- **Reading text**
○ ○ ○

Animal feed manufacturers move to start agricultural polytechnic

Animal feed manufacturers under their umbrella body, Uganda Animal Feed Manufacturers Association (UGAFMA) have started the process of starting up the first agricultural polytechnic in the country.

Speaking during a meeting of the members, UGAFMA Secretary General, David Waliggo said one of the biggest problems facing the local feeds industry is in terms of quality and quantities but stemming from lack of education for both dealers and farmers.

“When we studied the chicken and animal feeds industry, we realized the first avenue to approach the problem is education in what people are doing. We realized that 90% of animal farmers and animal feed dealers lack any form of education in these matters. They don’t know how to mix feeds,” Waliggo said.

“We want to establish the first agricultural polytechnic in this country where people will learn how to grow animal products, food, systems of selling and marketing, systems of pricing, and systems of further development of this industry.”

He said they have already purchased a school in Ssisa, Wakiso district where the polytechnic will be located and are in contact with counterparts from South Africa, and Kenya to formulate a syllabus to be followed.

“We shall have those people(from Kenya  and South Africa) come to teach our people on how to do these things. We have always had a problem with regulation for quality and quantity of the products in this industry because probably the players didn’t know what to do. We think with the school offering education, we will bring sanity.”

Commodity exchange

In a bid to further sanitise the industry, the animal feed manufacturers have announced they are ready to put in place a commodity exchange that will help control the pricing of animal and chicken feeds.

“Just like our neighbouring countries have commodity exchanges, we are to start our own here. We think there has been a problem with production, distribution and sale of animal feeds. There is need to differentiate between animal and human food. The quality must always be different. In a bid to regulate that market, we want to put in place a local animal feeds commodity exchange,”Waliggo said.

○ ○ ○

- **Given data**
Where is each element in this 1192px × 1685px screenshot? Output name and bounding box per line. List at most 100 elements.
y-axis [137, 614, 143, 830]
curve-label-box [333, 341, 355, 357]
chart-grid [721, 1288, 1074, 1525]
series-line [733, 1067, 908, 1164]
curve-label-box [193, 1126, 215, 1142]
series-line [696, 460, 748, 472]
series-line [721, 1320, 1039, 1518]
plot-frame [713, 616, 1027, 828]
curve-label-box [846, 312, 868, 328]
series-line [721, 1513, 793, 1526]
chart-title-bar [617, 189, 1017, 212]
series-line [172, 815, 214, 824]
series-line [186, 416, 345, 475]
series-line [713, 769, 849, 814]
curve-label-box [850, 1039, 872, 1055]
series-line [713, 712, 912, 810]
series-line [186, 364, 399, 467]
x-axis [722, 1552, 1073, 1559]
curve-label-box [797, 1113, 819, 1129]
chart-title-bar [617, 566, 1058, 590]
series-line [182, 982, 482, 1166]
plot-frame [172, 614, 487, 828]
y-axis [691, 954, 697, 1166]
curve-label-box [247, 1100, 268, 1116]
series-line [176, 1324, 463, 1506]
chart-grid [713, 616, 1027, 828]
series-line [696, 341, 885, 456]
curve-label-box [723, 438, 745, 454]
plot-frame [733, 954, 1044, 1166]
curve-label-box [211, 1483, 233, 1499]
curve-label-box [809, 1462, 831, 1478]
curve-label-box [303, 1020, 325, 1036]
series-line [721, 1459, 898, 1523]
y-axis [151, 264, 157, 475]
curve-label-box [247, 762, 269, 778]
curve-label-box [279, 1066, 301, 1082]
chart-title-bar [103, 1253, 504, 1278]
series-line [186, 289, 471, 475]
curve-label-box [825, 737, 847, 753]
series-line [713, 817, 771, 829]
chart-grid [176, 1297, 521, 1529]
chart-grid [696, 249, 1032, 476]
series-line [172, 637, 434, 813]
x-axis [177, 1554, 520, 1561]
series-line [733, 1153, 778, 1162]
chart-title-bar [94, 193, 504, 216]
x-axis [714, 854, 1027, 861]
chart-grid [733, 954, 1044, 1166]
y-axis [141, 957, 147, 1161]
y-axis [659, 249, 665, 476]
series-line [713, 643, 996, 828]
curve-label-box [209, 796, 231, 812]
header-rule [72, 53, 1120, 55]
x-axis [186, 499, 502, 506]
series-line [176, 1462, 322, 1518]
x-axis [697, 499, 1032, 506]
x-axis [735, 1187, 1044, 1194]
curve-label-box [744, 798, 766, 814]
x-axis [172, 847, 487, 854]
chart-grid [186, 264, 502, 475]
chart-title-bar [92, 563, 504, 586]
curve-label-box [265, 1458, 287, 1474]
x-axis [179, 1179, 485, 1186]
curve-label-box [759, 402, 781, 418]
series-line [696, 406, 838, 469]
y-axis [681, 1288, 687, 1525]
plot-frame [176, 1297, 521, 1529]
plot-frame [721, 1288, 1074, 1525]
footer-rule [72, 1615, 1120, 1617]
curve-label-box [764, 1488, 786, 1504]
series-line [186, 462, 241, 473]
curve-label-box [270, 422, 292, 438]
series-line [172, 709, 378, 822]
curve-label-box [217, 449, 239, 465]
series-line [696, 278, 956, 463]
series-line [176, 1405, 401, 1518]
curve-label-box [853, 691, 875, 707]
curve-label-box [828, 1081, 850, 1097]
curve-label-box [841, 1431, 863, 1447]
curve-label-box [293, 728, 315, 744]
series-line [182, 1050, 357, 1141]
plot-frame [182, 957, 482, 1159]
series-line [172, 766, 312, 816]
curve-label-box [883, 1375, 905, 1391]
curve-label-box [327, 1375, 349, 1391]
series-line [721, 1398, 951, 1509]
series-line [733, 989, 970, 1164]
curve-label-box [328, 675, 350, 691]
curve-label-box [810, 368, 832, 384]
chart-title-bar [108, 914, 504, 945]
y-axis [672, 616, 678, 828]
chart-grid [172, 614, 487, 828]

○ ○ ○

- **Work task 1**
According to the article about Ugandan animal feed manufacturers, where is the school bought for the polytechnic?
- **Work task 2**
Carry on the article about Ugandan animal feed manufacturers past its last sentence.
The records have nothing to do with the article about Ugandan animal feed manufacturers.

- **Exercise output 1**
In Ssisa, Wakiso district.

- **Exercise output 2**
He explained that the commodity exchange will regulate the quantity, quality, pricing and distribution of the animal feed products that are manufactured locally for the benefit of the manufacturers, dealers and members of the public.

“Our feeds are being sold within the country and outside without any regulated market.  We need to regulate this but by us as the private sector. “

Waliggo explained all these efforts are aimed at ensuring that Uganda improves in both quality and quantity the output of animal feeds to sustain not only the local market but also for export to be able to challenge other markets like Kenya.

He insisted that Uganda has a higher chance of surpassing all the other markets in the produce of animal feeds since the country enjoys organic inputs.

Speaking during the same meeting,  Denis Mulongo Maholo, a principal range ecologist  in the department of animal and nutrition in the Ministry of Agriculture said the national capacity in production of animal feeds is approximately 75000 metric tons annually with small scale mixers producing 40,000 metric tons.

“It is unquestionably clear that quality and properly formulated animal feed is a critical input in animal production. Science has proved that properly formulated and safe animal feeds reduce feedings costs on large scale by 50%, minimize the risk of animal diseases and greatly reduce emissions from livestock,”Maholo noted.

He however said the problem of poor quality has seen a drop in quantities of locally manufactured animal feeds exported by the country.

“As a ministry, we are concerned about steep drop in earning from export trade that has reduced into a switch in the balance of trade of the commodity from a positive shs1.32trillion to a negative shs2.14billion. This negative trade balance has greatly been associated to reduced competitiveness on the export market due to failure of compliance to animal feed quality and safety standard that risk users in importing countries to losses but most importantly mortalities,” the Ministry of Health official said.

He welcomed the move to regulate the industry by the  animal feed manufactures, adding that the ministry is ready to support them.